* **What to produce**: Nothing but the line with "Extract all readable text from this page." and the lines after it, through the end of the records below, is to be repeated, exactly as it is.

◆ ◆ ◆ ◆ ◆

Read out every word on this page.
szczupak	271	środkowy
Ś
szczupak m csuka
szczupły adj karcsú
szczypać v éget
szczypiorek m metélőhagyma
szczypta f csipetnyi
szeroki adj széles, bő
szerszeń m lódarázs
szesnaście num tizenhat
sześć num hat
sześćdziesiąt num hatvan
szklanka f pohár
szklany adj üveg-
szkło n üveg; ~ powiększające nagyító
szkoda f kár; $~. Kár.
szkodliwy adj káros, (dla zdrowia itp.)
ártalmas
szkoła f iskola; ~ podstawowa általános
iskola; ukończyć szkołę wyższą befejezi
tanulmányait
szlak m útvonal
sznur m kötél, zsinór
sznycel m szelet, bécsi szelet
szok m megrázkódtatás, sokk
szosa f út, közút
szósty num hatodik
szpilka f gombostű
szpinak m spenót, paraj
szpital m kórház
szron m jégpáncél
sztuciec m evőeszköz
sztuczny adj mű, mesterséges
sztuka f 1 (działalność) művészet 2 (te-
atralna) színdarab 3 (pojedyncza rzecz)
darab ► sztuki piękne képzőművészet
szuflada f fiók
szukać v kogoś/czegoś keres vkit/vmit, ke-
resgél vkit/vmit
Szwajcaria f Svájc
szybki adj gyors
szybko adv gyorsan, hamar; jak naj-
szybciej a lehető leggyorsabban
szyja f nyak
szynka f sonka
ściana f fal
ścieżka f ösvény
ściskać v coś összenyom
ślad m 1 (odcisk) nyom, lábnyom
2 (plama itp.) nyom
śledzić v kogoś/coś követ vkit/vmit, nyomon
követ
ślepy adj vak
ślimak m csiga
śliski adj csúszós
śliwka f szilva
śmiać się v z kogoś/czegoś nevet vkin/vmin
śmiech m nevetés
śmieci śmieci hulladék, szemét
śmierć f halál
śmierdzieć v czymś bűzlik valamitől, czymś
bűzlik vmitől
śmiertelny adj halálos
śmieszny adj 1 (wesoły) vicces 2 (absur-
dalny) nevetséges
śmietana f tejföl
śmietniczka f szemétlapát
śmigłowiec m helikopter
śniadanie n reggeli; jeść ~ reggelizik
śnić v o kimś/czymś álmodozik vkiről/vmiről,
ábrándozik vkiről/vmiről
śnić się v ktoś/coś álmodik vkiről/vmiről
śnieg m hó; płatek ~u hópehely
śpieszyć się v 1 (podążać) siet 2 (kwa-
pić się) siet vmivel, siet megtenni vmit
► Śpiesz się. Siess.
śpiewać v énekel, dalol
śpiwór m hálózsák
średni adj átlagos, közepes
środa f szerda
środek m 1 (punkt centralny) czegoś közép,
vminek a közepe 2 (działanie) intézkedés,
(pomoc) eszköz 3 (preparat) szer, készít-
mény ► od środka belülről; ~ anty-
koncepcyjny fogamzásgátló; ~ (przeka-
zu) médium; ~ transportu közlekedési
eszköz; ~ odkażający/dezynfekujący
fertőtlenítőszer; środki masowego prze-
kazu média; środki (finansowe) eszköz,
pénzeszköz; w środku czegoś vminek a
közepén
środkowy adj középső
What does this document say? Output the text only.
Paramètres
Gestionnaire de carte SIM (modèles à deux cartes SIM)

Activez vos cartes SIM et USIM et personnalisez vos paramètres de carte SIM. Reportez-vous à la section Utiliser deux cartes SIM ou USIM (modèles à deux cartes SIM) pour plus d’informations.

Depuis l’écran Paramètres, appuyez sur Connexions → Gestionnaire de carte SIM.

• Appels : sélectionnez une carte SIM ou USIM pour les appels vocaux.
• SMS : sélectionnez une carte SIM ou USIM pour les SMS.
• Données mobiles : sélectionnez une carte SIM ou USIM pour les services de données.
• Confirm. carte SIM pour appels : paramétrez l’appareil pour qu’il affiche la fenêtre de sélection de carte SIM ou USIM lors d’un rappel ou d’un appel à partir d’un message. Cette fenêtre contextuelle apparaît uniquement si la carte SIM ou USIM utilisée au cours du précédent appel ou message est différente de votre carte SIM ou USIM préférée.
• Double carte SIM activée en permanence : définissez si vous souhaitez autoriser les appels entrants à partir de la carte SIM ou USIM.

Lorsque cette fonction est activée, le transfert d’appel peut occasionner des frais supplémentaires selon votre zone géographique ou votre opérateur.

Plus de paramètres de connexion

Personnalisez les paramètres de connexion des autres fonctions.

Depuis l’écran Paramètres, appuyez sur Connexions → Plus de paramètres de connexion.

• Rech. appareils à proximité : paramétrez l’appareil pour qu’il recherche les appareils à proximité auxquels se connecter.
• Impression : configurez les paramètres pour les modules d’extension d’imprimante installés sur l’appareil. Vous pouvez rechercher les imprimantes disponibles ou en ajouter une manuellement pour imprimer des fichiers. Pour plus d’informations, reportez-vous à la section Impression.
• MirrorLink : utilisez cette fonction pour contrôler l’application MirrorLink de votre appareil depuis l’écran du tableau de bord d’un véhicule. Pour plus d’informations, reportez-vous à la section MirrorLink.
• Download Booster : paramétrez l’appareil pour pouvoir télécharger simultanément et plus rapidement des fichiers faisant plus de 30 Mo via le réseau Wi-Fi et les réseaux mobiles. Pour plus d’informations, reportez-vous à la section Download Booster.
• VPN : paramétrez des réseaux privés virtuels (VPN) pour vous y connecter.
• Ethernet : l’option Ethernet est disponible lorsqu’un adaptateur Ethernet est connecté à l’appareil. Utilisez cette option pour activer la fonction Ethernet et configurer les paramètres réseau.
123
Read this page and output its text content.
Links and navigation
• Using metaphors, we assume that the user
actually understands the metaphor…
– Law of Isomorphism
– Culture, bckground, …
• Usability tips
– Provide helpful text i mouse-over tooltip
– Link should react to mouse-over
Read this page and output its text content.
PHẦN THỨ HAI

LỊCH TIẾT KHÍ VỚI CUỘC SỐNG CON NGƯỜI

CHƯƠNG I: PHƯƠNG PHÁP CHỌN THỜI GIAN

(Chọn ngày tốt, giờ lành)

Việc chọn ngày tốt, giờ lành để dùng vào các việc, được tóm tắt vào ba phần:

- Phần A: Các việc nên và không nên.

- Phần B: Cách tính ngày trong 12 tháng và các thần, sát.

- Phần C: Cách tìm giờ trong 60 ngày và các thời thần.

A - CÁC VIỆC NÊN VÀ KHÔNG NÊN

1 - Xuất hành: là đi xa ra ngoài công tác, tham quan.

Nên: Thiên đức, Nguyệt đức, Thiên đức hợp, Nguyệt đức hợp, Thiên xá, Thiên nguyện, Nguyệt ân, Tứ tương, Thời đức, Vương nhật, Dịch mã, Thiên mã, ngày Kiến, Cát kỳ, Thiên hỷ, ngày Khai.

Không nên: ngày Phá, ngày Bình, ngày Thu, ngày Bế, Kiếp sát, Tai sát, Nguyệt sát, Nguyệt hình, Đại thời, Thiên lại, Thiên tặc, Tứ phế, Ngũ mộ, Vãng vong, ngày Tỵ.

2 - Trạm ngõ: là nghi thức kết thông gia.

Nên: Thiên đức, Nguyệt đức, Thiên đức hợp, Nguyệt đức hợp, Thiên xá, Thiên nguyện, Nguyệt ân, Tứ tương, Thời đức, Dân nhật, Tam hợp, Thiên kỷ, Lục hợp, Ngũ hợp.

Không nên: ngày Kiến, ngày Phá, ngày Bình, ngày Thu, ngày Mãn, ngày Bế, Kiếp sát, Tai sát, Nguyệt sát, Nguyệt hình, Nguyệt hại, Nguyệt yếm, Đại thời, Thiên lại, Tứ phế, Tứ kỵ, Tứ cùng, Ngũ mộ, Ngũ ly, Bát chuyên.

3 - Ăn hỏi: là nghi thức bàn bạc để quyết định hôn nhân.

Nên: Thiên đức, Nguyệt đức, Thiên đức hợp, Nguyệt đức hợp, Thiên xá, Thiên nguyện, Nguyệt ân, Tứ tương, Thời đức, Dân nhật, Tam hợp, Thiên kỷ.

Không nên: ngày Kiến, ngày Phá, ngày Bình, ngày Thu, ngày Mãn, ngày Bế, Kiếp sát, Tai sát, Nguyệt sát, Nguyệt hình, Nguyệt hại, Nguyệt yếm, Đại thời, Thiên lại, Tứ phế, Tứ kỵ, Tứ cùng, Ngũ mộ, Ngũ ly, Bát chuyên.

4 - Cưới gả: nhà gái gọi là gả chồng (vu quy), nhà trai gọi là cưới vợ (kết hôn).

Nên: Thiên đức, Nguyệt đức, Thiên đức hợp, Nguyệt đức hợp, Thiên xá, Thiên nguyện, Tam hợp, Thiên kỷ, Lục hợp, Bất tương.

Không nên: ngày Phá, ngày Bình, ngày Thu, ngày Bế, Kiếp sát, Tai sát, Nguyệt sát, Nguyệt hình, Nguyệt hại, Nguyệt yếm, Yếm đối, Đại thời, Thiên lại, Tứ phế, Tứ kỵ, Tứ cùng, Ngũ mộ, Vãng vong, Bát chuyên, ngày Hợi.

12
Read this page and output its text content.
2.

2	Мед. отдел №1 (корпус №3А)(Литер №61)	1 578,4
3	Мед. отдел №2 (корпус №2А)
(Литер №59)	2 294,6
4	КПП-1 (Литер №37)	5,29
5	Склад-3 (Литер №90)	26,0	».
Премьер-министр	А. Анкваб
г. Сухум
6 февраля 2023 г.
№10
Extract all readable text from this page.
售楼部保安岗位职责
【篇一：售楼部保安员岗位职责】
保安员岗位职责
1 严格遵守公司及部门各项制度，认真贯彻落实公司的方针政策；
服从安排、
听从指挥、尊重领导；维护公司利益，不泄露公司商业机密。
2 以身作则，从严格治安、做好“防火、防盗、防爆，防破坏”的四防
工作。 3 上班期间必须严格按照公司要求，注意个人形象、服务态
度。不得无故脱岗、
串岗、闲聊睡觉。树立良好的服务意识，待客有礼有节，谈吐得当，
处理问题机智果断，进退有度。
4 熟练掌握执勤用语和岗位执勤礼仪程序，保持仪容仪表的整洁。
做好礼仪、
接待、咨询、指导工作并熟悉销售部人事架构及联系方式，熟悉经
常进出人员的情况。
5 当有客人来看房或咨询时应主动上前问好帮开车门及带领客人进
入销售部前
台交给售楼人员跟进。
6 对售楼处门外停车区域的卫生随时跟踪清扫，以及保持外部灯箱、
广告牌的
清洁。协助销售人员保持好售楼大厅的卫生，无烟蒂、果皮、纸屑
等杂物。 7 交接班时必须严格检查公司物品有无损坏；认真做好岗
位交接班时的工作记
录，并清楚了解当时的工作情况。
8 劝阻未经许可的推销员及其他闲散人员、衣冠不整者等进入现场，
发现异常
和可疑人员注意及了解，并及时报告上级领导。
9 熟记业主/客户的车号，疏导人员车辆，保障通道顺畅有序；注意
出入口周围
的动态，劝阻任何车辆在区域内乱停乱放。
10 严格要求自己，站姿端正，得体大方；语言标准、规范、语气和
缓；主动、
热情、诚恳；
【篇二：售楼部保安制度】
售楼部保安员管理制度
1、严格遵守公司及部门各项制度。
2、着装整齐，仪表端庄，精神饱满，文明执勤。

◆ ◆ ◆ ◆ ◆

* **Reply**:
Extract all readable text from this page.
售楼部保安岗位职责
【篇一：售楼部保安员岗位职责】
保安员岗位职责
1 严格遵守公司及部门各项制度，认真贯彻落实公司的方针政策；
服从安排、
听从指挥、尊重领导；维护公司利益，不泄露公司商业机密。
2 以身作则，从严格治安、做好“防火、防盗、防爆，防破坏”的四防
工作。 3 上班期间必须严格按照公司要求，注意个人形象、服务态
度。不得无故脱岗、
串岗、闲聊睡觉。树立良好的服务意识，待客有礼有节，谈吐得当，
处理问题机智果断，进退有度。
4 熟练掌握执勤用语和岗位执勤礼仪程序，保持仪容仪表的整洁。
做好礼仪、
接待、咨询、指导工作并熟悉销售部人事架构及联系方式，熟悉经
常进出人员的情况。
5 当有客人来看房或咨询时应主动上前问好帮开车门及带领客人进
入销售部前
台交给售楼人员跟进。
6 对售楼处门外停车区域的卫生随时跟踪清扫，以及保持外部灯箱、
广告牌的
清洁。协助销售人员保持好售楼大厅的卫生，无烟蒂、果皮、纸屑
等杂物。 7 交接班时必须严格检查公司物品有无损坏；认真做好岗
位交接班时的工作记
录，并清楚了解当时的工作情况。
8 劝阻未经许可的推销员及其他闲散人员、衣冠不整者等进入现场，
发现异常
和可疑人员注意及了解，并及时报告上级领导。
9 熟记业主/客户的车号，疏导人员车辆，保障通道顺畅有序；注意
出入口周围
的动态，劝阻任何车辆在区域内乱停乱放。
10 严格要求自己，站姿端正，得体大方；语言标准、规范、语气和
缓；主动、
热情、诚恳；
【篇二：售楼部保安制度】
售楼部保安员管理制度
1、严格遵守公司及部门各项制度。
2、着装整齐，仪表端庄，精神饱满，文明执勤。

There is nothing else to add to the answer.